- [To do] Pull out from the material below all lines with "นเสาร".

Extracted records:
++++++

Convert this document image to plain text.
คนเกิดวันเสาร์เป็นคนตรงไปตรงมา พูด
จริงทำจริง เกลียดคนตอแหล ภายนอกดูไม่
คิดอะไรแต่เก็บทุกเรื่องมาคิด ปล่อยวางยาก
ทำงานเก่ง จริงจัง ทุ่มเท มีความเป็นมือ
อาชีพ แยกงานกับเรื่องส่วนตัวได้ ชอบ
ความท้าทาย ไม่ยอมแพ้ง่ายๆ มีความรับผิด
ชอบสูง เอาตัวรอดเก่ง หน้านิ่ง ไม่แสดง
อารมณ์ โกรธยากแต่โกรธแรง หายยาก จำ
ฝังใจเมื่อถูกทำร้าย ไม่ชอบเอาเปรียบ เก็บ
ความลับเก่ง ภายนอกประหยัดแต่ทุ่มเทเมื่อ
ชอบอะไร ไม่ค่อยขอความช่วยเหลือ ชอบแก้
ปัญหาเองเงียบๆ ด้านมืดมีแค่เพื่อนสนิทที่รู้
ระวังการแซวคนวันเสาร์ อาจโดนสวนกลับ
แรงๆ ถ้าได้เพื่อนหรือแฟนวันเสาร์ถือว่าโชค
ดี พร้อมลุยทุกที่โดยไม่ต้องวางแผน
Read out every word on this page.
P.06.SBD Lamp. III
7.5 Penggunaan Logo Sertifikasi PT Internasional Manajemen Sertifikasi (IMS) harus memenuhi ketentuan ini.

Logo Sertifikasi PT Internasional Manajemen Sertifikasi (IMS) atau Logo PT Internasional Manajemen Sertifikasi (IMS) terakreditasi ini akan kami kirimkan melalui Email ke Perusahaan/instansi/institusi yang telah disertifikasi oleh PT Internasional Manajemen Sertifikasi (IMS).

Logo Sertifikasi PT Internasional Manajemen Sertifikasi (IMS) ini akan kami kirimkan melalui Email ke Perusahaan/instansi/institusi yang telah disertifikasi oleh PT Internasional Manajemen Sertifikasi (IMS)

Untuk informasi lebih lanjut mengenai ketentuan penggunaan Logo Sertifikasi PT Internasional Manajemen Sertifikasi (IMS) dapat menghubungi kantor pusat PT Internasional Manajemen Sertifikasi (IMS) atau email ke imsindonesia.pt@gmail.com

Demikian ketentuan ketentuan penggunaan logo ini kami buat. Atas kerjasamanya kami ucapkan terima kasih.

++++++

- [The result]
คนเกิดวันเสาร์เป็นคนตรงไปตรงมา พูด
ระวังการแซวคนวันเสาร์ อาจโดนสวนกลับ
แรงๆ ถ้าได้เพื่อนหรือแฟนวันเสาร์ถือว่าโชค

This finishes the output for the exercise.